● WHAT IS BEING ASKED:
Look through the lines below and extract any with the word "thumb".

● DATASET ENTRIES:
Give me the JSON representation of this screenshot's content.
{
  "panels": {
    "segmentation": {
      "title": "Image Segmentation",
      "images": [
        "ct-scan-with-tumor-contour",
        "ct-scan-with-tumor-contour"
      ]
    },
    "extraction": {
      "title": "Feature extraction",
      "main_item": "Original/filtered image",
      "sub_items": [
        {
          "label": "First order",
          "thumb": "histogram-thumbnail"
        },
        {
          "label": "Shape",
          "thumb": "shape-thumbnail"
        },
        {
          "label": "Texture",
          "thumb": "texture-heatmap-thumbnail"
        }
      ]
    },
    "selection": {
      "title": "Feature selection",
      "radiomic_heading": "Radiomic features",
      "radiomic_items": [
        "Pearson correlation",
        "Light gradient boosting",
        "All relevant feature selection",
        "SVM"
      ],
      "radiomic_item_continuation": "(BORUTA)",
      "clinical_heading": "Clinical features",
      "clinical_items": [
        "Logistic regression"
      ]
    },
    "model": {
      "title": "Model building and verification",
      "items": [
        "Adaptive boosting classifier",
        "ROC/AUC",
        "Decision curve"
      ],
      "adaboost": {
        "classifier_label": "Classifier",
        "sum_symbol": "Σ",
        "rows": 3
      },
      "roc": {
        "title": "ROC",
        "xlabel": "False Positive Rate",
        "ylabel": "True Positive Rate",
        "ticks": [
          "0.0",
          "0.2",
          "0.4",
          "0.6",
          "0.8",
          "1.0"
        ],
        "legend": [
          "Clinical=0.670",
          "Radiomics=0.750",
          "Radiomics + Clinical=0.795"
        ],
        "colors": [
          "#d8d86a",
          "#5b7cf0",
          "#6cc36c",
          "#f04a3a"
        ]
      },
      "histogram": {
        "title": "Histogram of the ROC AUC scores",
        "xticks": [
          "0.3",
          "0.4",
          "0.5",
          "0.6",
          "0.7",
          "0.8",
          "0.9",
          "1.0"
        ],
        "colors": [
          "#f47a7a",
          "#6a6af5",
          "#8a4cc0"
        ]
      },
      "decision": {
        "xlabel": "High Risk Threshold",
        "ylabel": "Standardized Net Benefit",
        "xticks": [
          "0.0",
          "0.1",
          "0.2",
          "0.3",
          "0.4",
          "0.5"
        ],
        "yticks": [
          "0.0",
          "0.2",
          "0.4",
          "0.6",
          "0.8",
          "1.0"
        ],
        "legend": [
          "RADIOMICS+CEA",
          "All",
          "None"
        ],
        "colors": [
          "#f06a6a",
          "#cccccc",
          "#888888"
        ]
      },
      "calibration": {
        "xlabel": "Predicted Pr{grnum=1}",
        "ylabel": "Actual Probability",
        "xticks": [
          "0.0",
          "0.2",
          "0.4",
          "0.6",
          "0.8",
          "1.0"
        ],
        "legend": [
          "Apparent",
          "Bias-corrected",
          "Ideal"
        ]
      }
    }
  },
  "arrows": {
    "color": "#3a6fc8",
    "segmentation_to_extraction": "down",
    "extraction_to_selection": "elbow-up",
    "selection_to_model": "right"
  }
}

● PROBLEM SOLUTION:
          "thumb": "histogram-thumbnail"
          "thumb": "shape-thumbnail"
          "thumb": "texture-heatmap-thumbnail"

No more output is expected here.